● **YOUR GOAL**: Locate the line that contains "Parse this chart and return its data as JSON.". Print it and each following line through the end of the listing, verbatim, and nothing more.

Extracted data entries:
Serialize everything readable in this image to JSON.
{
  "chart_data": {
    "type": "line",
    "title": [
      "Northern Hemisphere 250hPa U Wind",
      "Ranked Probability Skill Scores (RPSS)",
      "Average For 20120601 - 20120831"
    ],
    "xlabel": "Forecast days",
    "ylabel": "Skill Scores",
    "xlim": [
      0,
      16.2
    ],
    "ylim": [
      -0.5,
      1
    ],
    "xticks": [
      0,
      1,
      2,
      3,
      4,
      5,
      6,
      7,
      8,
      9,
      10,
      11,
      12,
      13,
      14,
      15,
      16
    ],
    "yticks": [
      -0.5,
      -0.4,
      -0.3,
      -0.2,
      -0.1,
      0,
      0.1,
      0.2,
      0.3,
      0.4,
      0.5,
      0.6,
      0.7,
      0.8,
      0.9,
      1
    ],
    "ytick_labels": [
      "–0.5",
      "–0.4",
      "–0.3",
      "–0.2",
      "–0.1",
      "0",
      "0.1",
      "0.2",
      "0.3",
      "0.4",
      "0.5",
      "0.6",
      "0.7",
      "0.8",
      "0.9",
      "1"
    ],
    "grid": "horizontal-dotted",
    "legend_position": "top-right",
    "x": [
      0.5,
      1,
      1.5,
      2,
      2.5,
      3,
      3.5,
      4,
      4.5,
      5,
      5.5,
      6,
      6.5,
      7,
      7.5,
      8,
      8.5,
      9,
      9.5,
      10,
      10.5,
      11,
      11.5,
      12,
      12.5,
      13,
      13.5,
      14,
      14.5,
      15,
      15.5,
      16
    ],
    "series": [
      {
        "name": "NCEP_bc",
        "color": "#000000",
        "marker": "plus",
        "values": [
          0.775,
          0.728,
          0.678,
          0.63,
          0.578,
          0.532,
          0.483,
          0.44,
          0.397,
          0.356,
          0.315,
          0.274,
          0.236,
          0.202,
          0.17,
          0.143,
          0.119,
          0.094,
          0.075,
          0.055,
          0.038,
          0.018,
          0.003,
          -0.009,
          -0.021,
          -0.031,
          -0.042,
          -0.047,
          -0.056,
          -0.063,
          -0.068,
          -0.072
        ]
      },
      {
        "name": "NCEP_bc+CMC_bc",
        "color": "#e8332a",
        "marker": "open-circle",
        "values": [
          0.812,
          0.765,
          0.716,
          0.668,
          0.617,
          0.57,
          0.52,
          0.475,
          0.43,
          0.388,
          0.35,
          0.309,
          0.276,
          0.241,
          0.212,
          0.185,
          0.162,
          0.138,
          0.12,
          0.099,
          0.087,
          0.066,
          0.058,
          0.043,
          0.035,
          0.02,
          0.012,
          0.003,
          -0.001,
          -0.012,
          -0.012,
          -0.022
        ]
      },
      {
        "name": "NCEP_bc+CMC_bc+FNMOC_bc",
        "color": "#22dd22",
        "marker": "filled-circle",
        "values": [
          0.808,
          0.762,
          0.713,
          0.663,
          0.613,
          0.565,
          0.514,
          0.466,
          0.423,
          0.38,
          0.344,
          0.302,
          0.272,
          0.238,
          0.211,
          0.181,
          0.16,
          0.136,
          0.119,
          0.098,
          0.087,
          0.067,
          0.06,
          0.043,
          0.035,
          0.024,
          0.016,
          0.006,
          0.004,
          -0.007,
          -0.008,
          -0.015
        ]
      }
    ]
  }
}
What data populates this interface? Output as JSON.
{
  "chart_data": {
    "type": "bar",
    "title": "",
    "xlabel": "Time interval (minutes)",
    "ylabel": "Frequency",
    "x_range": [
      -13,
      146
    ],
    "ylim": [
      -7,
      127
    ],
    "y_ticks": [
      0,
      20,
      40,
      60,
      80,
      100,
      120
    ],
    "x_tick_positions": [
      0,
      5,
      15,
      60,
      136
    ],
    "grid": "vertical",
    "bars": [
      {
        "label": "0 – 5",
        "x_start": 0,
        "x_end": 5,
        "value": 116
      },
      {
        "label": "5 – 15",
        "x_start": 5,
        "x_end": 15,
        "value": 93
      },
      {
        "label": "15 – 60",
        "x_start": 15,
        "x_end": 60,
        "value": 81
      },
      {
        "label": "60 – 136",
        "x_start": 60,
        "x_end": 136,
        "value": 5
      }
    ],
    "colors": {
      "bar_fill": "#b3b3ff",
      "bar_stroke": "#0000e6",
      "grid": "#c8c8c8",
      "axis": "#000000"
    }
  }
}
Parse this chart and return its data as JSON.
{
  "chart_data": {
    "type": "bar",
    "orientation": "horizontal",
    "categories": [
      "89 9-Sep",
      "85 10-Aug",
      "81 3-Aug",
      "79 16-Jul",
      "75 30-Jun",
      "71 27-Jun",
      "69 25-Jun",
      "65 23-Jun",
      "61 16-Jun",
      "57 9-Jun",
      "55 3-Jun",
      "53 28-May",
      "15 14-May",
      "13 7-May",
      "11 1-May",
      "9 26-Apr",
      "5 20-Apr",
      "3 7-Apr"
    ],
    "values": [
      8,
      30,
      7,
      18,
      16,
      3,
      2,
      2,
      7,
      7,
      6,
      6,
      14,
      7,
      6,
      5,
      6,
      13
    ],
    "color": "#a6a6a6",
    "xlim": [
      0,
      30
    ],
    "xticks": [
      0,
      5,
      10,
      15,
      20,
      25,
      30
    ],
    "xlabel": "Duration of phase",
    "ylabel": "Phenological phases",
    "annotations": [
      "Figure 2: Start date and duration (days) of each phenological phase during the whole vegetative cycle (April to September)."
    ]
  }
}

● **OUTPUT BELOW**:
Parse this chart and return its data as JSON.
{
  "chart_data": {
    "type": "bar",
    "orientation": "horizontal",
    "categories": [
      "89 9-Sep",
      "85 10-Aug",
      "81 3-Aug",
      "79 16-Jul",
      "75 30-Jun",
      "71 27-Jun",
      "69 25-Jun",
      "65 23-Jun",
      "61 16-Jun",
      "57 9-Jun",
      "55 3-Jun",
      "53 28-May",
      "15 14-May",
      "13 7-May",
      "11 1-May",
      "9 26-Apr",
      "5 20-Apr",
      "3 7-Apr"
    ],
    "values": [
      8,
      30,
      7,
      18,
      16,
      3,
      2,
      2,
      7,
      7,
      6,
      6,
      14,
      7,
      6,
      5,
      6,
      13
    ],
    "color": "#a6a6a6",
    "xlim": [
      0,
      30
    ],
    "xticks": [
      0,
      5,
      10,
      15,
      20,
      25,
      30
    ],
    "xlabel": "Duration of phase",
    "ylabel": "Phenological phases",
    "annotations": [
      "Figure 2: Start date and duration (days) of each phenological phase during the whole vegetative cycle (April to September)."
    ]
  }
}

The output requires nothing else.